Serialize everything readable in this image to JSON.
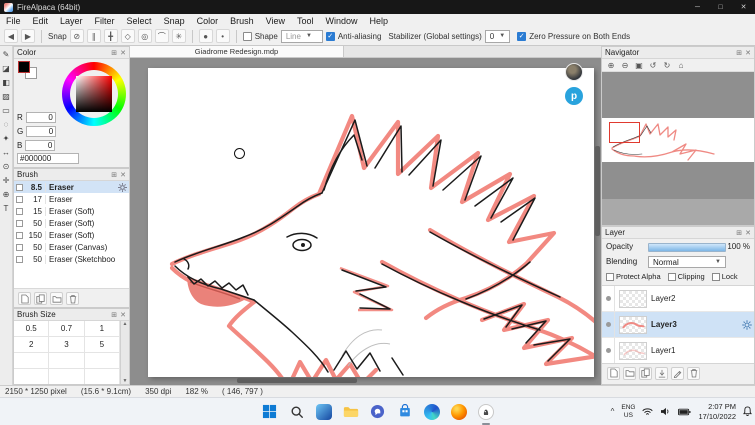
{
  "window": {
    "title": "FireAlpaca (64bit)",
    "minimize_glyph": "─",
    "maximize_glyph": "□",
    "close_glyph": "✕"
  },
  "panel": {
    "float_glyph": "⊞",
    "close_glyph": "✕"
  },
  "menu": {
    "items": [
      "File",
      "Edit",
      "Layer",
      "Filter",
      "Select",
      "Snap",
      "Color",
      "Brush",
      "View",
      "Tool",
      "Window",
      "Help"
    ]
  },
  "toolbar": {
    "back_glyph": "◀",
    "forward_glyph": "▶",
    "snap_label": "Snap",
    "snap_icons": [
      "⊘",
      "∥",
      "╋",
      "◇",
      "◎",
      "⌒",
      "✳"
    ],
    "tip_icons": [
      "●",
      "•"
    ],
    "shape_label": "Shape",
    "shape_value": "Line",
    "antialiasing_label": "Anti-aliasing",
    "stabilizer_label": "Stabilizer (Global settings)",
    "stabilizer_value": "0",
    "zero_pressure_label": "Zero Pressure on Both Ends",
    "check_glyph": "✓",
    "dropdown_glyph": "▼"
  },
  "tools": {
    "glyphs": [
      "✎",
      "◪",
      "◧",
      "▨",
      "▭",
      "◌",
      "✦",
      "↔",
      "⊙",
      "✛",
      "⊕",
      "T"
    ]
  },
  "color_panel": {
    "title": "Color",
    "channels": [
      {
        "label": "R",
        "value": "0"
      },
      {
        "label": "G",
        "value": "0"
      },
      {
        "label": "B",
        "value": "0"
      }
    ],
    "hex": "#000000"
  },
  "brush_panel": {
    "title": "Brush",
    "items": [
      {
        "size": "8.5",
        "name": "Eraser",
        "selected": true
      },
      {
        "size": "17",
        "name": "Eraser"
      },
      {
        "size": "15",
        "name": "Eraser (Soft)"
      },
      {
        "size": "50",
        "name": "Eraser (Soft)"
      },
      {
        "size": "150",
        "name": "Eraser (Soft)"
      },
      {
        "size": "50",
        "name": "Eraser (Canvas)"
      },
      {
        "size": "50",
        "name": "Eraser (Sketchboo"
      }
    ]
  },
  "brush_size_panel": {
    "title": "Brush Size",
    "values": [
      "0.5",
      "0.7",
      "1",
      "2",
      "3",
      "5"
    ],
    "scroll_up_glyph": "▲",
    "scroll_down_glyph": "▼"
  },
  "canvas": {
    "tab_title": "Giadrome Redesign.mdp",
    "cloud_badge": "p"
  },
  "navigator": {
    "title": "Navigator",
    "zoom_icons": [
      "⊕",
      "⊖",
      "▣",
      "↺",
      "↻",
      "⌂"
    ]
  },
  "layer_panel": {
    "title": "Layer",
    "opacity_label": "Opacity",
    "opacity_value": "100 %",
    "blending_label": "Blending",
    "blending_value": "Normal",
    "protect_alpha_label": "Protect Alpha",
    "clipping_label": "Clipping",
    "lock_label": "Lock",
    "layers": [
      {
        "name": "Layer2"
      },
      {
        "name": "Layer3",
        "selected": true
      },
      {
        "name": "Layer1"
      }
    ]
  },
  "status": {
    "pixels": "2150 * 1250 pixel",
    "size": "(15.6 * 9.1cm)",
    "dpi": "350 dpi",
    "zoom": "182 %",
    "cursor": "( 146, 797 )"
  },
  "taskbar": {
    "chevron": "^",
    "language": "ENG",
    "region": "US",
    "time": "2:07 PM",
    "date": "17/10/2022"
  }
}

------------------------------------

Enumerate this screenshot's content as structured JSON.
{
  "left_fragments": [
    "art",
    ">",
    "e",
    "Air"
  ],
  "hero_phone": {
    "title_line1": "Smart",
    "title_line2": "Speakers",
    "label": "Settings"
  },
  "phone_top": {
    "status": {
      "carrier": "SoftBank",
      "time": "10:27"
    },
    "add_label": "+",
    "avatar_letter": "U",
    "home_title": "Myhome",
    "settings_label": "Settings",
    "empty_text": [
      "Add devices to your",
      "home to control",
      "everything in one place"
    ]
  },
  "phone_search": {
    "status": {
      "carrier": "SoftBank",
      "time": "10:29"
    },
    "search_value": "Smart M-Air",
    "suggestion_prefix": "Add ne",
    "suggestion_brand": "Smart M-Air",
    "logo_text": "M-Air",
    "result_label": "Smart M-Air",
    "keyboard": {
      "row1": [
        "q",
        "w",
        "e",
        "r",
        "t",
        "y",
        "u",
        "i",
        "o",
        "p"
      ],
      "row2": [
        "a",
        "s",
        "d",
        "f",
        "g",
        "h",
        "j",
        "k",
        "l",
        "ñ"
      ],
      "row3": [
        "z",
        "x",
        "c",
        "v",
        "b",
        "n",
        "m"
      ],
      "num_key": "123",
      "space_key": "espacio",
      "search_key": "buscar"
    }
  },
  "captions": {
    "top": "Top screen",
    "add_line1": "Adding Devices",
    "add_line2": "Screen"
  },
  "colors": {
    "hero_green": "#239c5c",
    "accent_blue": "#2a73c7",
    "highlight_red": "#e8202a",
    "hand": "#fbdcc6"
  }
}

------------------------------------

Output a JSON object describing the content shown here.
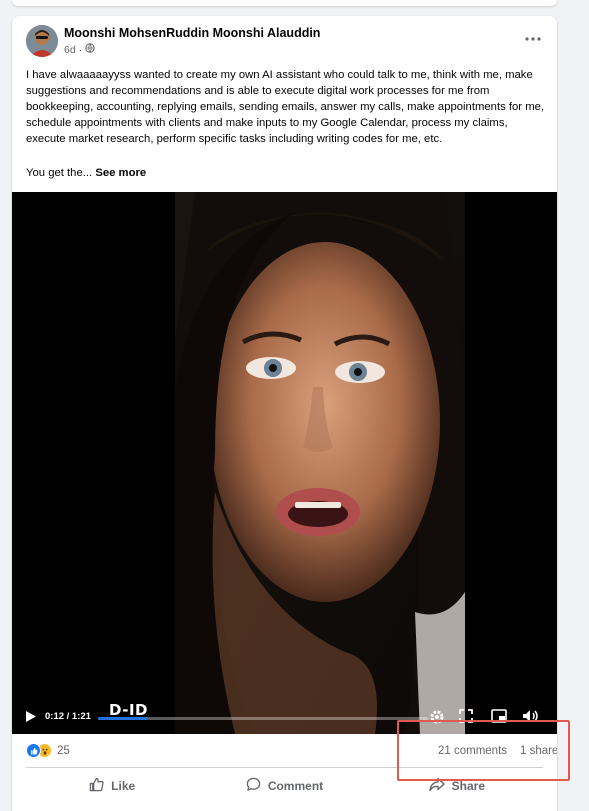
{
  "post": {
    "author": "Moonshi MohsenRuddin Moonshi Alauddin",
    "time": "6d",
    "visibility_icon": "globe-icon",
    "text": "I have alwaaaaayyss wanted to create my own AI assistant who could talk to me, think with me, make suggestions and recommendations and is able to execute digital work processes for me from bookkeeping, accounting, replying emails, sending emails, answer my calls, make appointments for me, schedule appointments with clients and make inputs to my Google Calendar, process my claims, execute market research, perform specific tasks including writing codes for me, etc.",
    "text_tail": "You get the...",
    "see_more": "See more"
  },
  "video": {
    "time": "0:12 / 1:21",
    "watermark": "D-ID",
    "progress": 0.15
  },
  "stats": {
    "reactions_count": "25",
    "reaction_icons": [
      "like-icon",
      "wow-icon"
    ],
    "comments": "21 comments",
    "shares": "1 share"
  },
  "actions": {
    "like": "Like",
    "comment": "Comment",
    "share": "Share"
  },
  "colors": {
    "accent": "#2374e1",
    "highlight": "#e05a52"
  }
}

------------------------------------

What is expected:
Every line that holds the word "content" counts once; state the total number of such lines and nothing else.

Answer below:
2